• What to work on: Go through the material and tally the lines containing the string "bemutatni". Give the total alone.

• Input for this task:
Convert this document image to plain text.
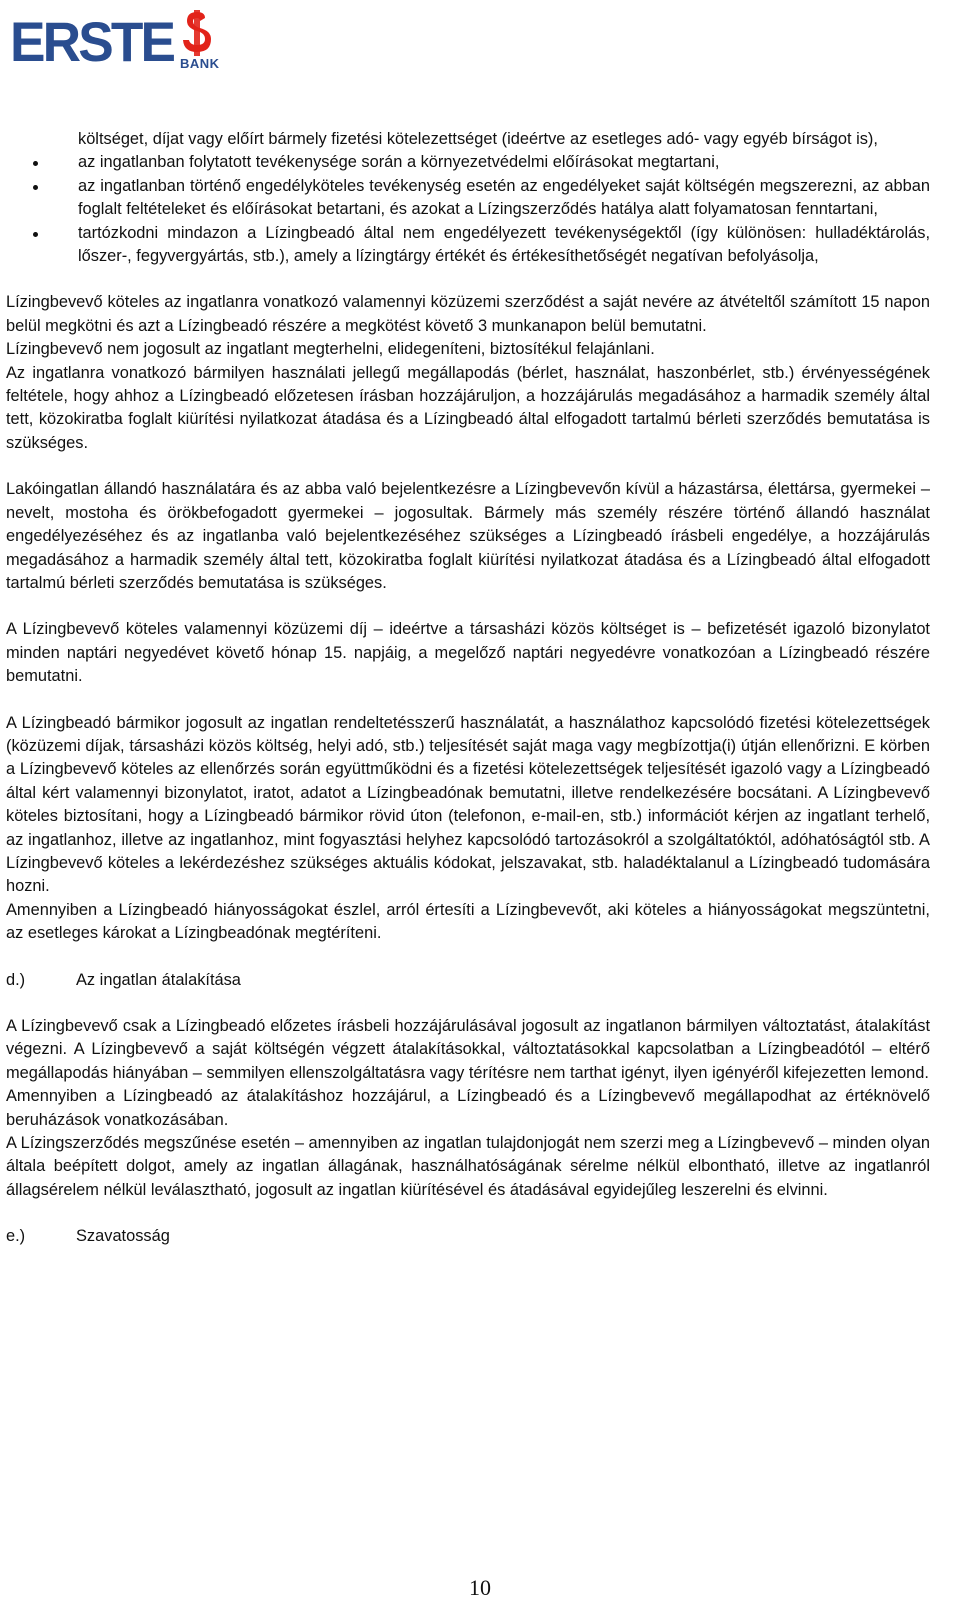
ERSTE BANK

költséget, díjat vagy előírt bármely fizetési kötelezettséget (ideértve az esetleges adó- vagy egyéb bírságot is),

az ingatlanban folytatott tevékenysége során a környezetvédelmi előírásokat megtartani,

az ingatlanban történő engedélyköteles tevékenység esetén az engedélyeket saját költségén megszerezni, az abban foglalt feltételeket és előírásokat betartani, és azokat a Lízingszerződés hatálya alatt folyamatosan fenntartani,

tartózkodni mindazon a Lízingbeadó által nem engedélyezett tevékenységektől (így különösen: hulladéktárolás, lőszer-, fegyvergyártás, stb.), amely a lízingtárgy értékét és értékesíthetőségét negatívan befolyásolja,

Lízingbevevő köteles az ingatlanra vonatkozó valamennyi közüzemi szerződést a saját nevére az átvételtől számított 15 napon belül megkötni és azt a Lízingbeadó részére a megkötést követő 3 munkanapon belül bemutatni.

Lízingbevevő nem jogosult az ingatlant megterhelni, elidegeníteni, biztosítékul felajánlani.

Az ingatlanra vonatkozó bármilyen használati jellegű megállapodás (bérlet, használat, haszonbérlet, stb.) érvényességének feltétele, hogy ahhoz a Lízingbeadó előzetesen írásban hozzájáruljon, a hozzájárulás megadásához a harmadik személy által tett, közokiratba foglalt kiürítési nyilatkozat átadása és a Lízingbeadó által elfogadott tartalmú bérleti szerződés bemutatása is szükséges.

Lakóingatlan állandó használatára és az abba való bejelentkezésre a Lízingbevevőn kívül a házastársa, élettársa, gyermekei – nevelt, mostoha és örökbefogadott gyermekei – jogosultak. Bármely más személy részére történő állandó használat engedélyezéséhez és az ingatlanba való bejelentkezéséhez szükséges a Lízingbeadó írásbeli engedélye, a hozzájárulás megadásához a harmadik személy által tett, közokiratba foglalt kiürítési nyilatkozat átadása és a Lízingbeadó által elfogadott tartalmú bérleti szerződés bemutatása is szükséges.

A Lízingbevevő köteles valamennyi közüzemi díj – ideértve a társasházi közös költséget is – befizetését igazoló bizonylatot minden naptári negyedévet követő hónap 15. napjáig, a megelőző naptári negyedévre vonatkozóan a Lízingbeadó részére bemutatni.

A Lízingbeadó bármikor jogosult az ingatlan rendeltetésszerű használatát, a használathoz kapcsolódó fizetési kötelezettségek (közüzemi díjak, társasházi közös költség, helyi adó, stb.) teljesítését saját maga vagy megbízottja(i) útján ellenőrizni. E körben a Lízingbevevő köteles az ellenőrzés során együttműködni és a fizetési kötelezettségek teljesítését igazoló vagy a Lízingbeadó által kért valamennyi bizonylatot, iratot, adatot a Lízingbeadónak bemutatni, illetve rendelkezésére bocsátani. A Lízingbevevő köteles biztosítani, hogy a Lízingbeadó bármikor rövid úton (telefonon, e-mail-en, stb.) információt kérjen az ingatlant terhelő, az ingatlanhoz, illetve az ingatlanhoz, mint fogyasztási helyhez kapcsolódó tartozásokról a szolgáltatóktól, adóhatóságtól stb. A Lízingbevevő köteles a lekérdezéshez szükséges aktuális kódokat, jelszavakat, stb. haladéktalanul a Lízingbeadó tudomására hozni.

Amennyiben a Lízingbeadó hiányosságokat észlel, arról értesíti a Lízingbevevőt, aki köteles a hiányosságokat megszüntetni, az esetleges károkat a Lízingbeadónak megtéríteni.

d.)	Az ingatlan átalakítása

A Lízingbevevő csak a Lízingbeadó előzetes írásbeli hozzájárulásával jogosult az ingatlanon bármilyen változtatást, átalakítást végezni. A Lízingbevevő a saját költségén végzett átalakításokkal, változtatásokkal kapcsolatban a Lízingbeadótól – eltérő megállapodás hiányában – semmilyen ellenszolgáltatásra vagy térítésre nem tarthat igényt, ilyen igényéről kifejezetten lemond.

Amennyiben a Lízingbeadó az átalakításhoz hozzájárul, a Lízingbeadó és a Lízingbevevő megállapodhat az értéknövelő beruházások vonatkozásában.

A Lízingszerződés megszűnése esetén – amennyiben az ingatlan tulajdonjogát nem szerzi meg a Lízingbevevő – minden olyan általa beépített dolgot, amely az ingatlan állagának, használhatóságának sérelme nélkül elbontható, illetve az ingatlanról állagsérelem nélkül leválasztható, jogosult az ingatlan kiürítésével és átadásával egyidejűleg leszerelni és elvinni.

e.)	Szavatosság
10
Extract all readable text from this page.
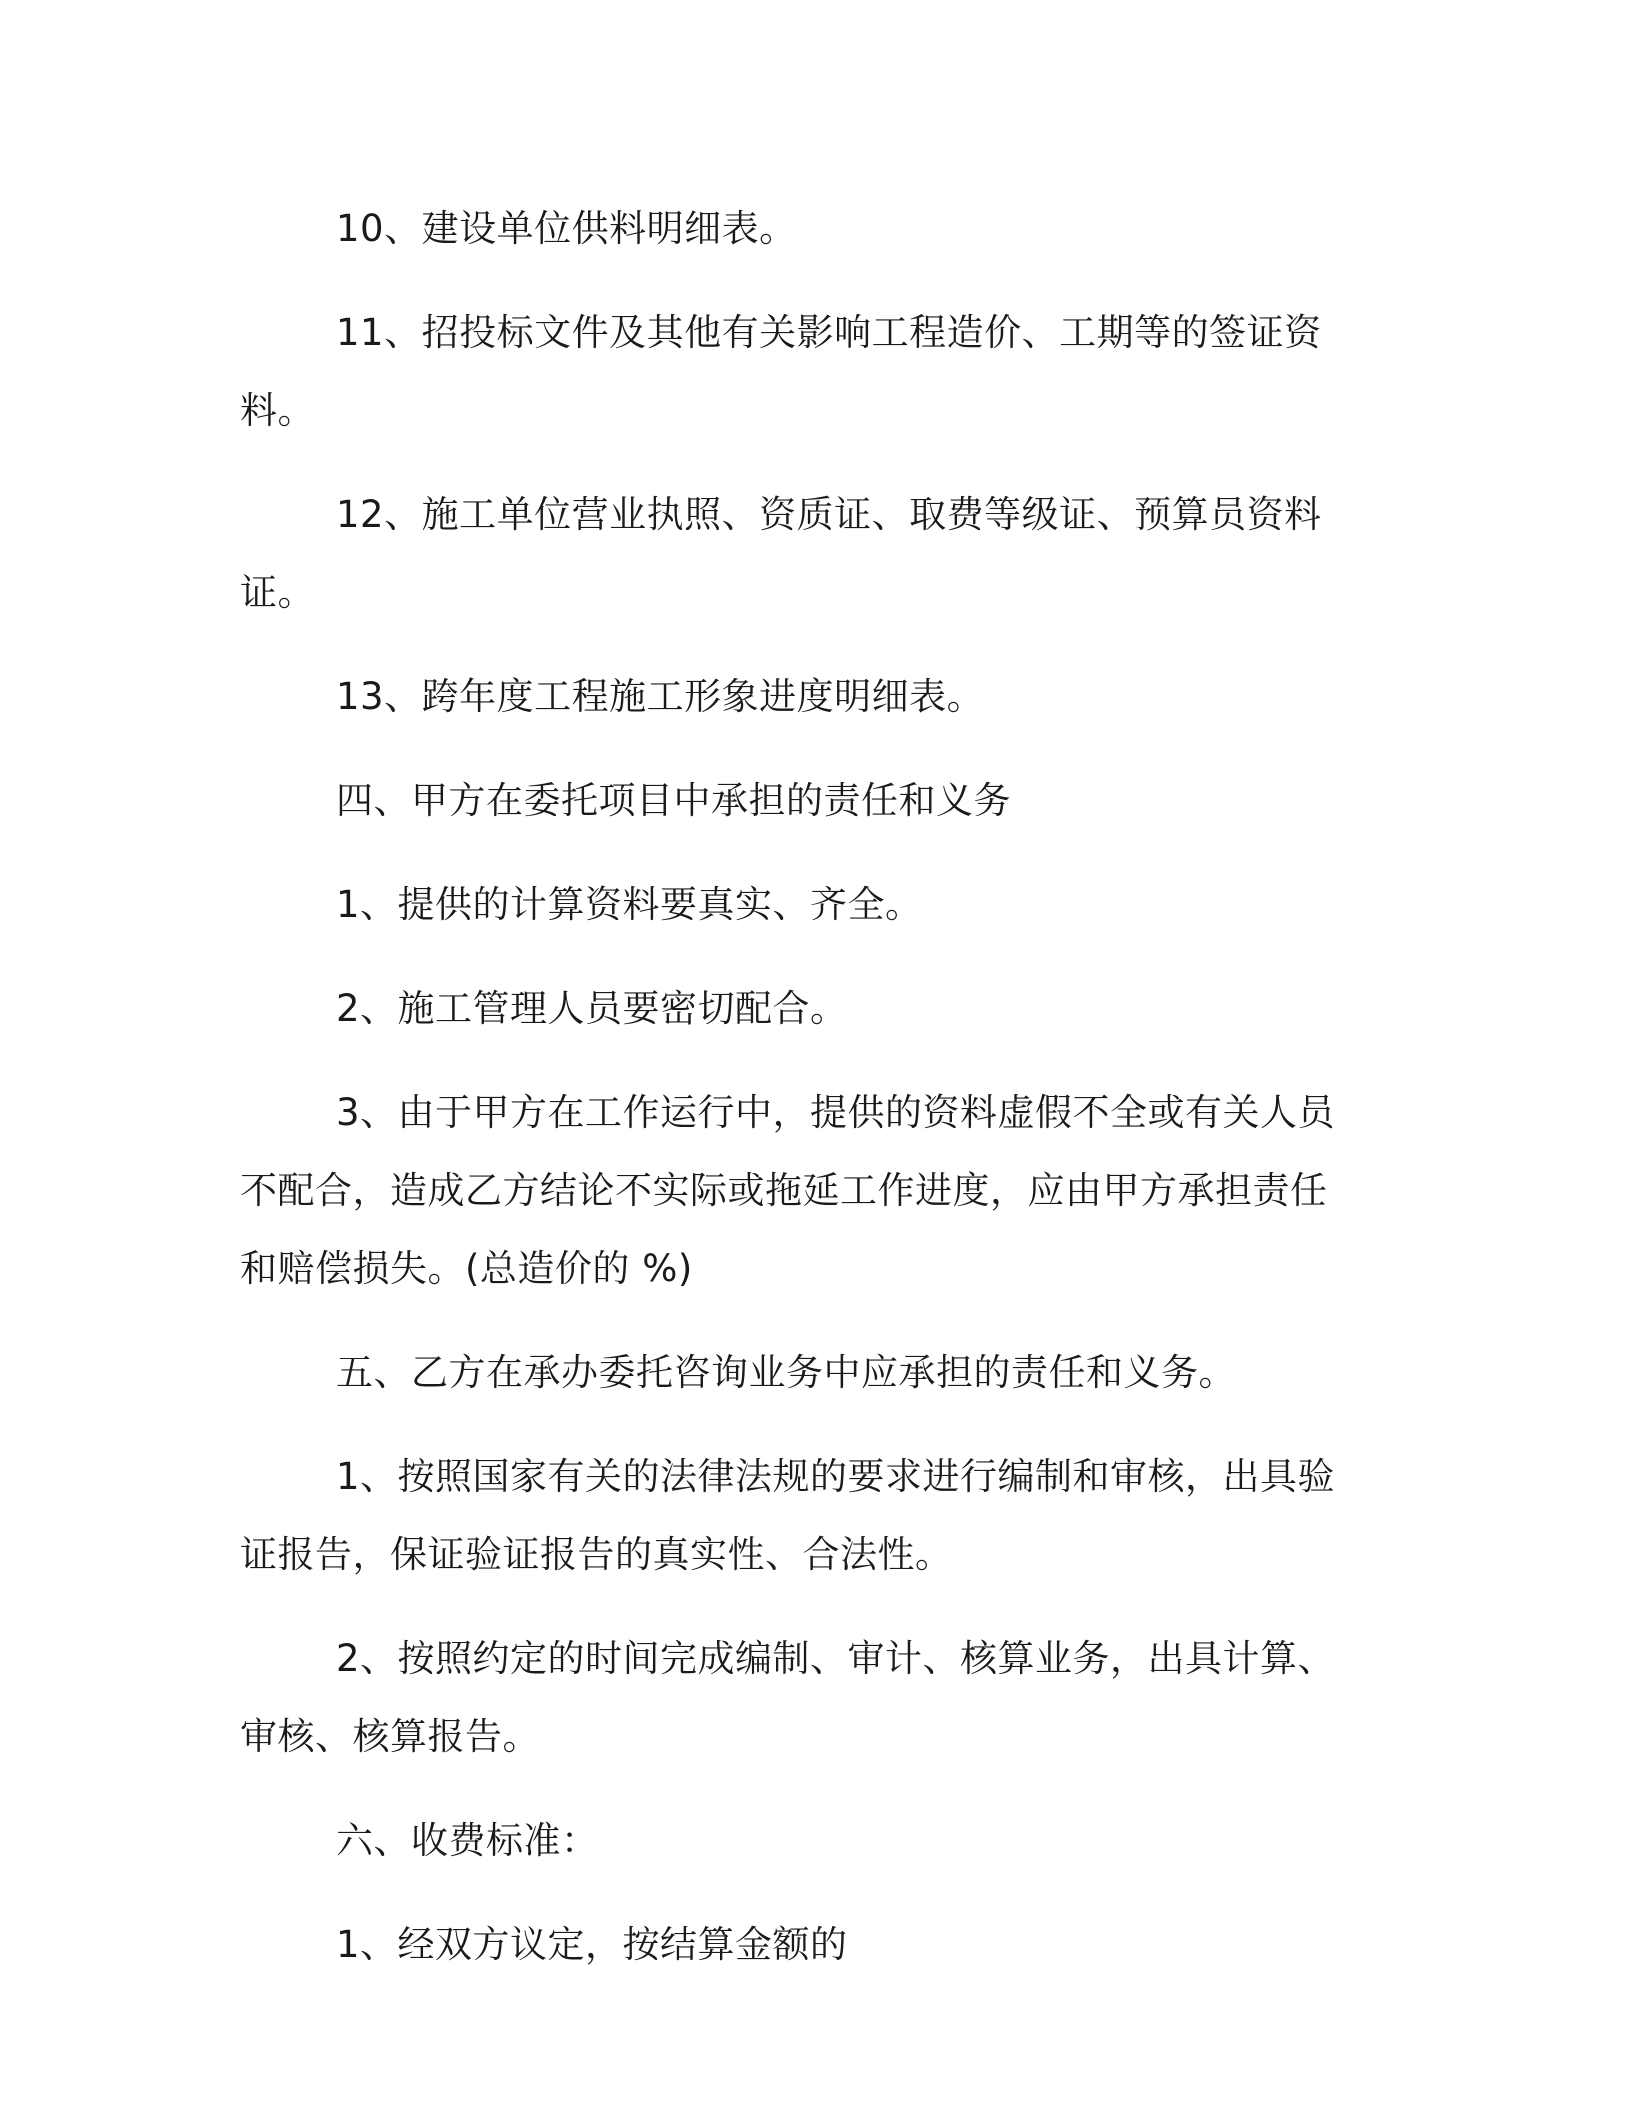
10、建设单位供料明细表。

11、招投标文件及其他有关影响工程造价、工期等的签证资料。

12、施工单位营业执照、资质证、取费等级证、预算员资料证。

13、跨年度工程施工形象进度明细表。

四、甲方在委托项目中承担的责任和义务

1、提供的计算资料要真实、齐全。

2、施工管理人员要密切配合。

3、由于甲方在工作运行中，提供的资料虚假不全或有关人员不配合，造成乙方结论不实际或拖延工作进度，应由甲方承担责任和赔偿损失。(总造价的 %)

五、乙方在承办委托咨询业务中应承担的责任和义务。

1、按照国家有关的法律法规的要求进行编制和审核，出具验证报告，保证验证报告的真实性、合法性。

2、按照约定的时间完成编制、审计、核算业务，出具计算、审核、核算报告。

六、收费标准：

1、经双方议定，按结算金额的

• Solution to the problem: 3